* _The problem_
Both the line containing "Extract the structured" and the last line of the listing are included: write out exactly the lines from one to the other.

━━━ Record excerpts ━━━

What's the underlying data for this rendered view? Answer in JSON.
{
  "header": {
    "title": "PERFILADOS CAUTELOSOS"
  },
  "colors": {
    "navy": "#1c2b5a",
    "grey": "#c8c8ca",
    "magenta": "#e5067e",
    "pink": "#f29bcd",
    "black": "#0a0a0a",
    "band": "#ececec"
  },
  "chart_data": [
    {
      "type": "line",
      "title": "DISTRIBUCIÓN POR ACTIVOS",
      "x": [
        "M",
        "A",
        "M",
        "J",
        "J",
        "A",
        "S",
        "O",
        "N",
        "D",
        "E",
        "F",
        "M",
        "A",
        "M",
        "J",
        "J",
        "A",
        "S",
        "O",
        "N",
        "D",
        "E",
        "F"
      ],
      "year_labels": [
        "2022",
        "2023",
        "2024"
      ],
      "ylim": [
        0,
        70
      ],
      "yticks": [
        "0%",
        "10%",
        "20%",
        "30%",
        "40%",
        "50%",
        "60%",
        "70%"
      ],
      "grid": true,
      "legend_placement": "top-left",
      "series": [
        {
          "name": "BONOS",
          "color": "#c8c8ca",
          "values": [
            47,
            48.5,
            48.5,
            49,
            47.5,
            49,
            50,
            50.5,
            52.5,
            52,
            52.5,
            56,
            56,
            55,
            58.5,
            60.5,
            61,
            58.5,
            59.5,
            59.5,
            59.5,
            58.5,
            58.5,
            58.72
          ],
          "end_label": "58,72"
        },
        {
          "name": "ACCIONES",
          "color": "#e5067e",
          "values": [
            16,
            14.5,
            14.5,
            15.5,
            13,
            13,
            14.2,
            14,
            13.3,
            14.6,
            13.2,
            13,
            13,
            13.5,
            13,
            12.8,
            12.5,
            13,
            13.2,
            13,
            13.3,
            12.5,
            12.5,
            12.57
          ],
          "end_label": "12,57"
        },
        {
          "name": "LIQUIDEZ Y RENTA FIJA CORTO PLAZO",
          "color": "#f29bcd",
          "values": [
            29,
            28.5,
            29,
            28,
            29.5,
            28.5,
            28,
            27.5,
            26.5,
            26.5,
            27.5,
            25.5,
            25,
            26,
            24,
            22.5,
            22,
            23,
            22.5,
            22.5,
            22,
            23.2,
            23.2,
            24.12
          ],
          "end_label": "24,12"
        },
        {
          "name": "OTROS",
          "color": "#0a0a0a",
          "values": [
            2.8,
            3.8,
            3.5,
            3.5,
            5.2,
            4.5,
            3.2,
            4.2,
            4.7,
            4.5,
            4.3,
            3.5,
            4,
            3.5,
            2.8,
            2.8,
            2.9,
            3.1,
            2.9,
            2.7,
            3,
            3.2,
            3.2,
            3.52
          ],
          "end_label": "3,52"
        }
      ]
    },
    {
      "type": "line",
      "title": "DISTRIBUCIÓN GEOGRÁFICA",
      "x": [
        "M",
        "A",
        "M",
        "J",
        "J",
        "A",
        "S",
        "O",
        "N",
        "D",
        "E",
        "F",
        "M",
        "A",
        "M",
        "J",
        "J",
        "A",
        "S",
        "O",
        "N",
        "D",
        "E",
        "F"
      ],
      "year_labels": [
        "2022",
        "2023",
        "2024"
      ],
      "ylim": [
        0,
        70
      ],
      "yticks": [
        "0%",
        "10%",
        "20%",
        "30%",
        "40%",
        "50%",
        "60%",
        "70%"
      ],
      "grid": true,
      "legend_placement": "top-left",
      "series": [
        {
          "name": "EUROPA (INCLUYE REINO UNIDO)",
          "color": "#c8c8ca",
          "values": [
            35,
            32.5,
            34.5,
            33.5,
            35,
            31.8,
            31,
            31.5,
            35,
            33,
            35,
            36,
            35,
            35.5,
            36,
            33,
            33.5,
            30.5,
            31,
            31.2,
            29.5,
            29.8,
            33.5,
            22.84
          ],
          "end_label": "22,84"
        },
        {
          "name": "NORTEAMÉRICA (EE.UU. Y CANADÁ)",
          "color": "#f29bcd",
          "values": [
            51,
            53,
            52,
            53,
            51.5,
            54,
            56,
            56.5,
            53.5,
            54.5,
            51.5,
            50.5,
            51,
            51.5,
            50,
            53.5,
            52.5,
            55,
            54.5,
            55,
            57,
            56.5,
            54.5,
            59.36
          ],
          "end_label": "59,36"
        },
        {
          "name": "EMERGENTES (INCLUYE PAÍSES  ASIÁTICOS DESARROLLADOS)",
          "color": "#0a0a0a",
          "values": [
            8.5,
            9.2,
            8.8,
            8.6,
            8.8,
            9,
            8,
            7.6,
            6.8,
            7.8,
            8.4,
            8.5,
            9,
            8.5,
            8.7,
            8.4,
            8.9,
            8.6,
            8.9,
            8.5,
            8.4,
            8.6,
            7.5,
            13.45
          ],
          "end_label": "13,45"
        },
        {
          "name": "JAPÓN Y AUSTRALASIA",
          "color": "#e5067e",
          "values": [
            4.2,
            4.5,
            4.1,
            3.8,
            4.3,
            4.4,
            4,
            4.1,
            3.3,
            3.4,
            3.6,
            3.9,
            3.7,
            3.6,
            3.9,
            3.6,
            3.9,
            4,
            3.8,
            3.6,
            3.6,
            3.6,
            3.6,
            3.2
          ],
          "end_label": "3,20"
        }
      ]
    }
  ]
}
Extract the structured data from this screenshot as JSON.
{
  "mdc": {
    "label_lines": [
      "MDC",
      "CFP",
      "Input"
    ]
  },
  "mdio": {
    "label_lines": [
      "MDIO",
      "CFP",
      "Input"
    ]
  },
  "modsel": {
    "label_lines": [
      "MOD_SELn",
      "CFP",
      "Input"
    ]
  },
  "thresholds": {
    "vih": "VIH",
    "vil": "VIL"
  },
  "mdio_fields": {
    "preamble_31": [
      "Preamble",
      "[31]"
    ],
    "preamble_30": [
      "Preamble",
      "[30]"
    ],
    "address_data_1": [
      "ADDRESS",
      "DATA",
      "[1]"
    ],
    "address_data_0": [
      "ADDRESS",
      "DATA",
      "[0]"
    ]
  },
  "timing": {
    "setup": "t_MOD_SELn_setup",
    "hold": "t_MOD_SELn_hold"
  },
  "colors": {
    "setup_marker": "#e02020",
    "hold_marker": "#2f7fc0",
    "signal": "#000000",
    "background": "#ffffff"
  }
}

━━━

* _Reply_
Extract the structured data from this screenshot as JSON.
{
  "mdc": {
    "label_lines": [
      "MDC",
      "CFP",
      "Input"
    ]
  },
  "mdio": {
    "label_lines": [
      "MDIO",
      "CFP",
      "Input"
    ]
  },
  "modsel": {
    "label_lines": [
      "MOD_SELn",
      "CFP",
      "Input"
    ]
  },
  "thresholds": {
    "vih": "VIH",
    "vil": "VIL"
  },
  "mdio_fields": {
    "preamble_31": [
      "Preamble",
      "[31]"
    ],
    "preamble_30": [
      "Preamble",
      "[30]"
    ],
    "address_data_1": [
      "ADDRESS",
      "DATA",
      "[1]"
    ],
    "address_data_0": [
      "ADDRESS",
      "DATA",
      "[0]"
    ]
  },
  "timing": {
    "setup": "t_MOD_SELn_setup",
    "hold": "t_MOD_SELn_hold"
  },
  "colors": {
    "setup_marker": "#e02020",
    "hold_marker": "#2f7fc0",
    "signal": "#000000",
    "background": "#ffffff"
  }
}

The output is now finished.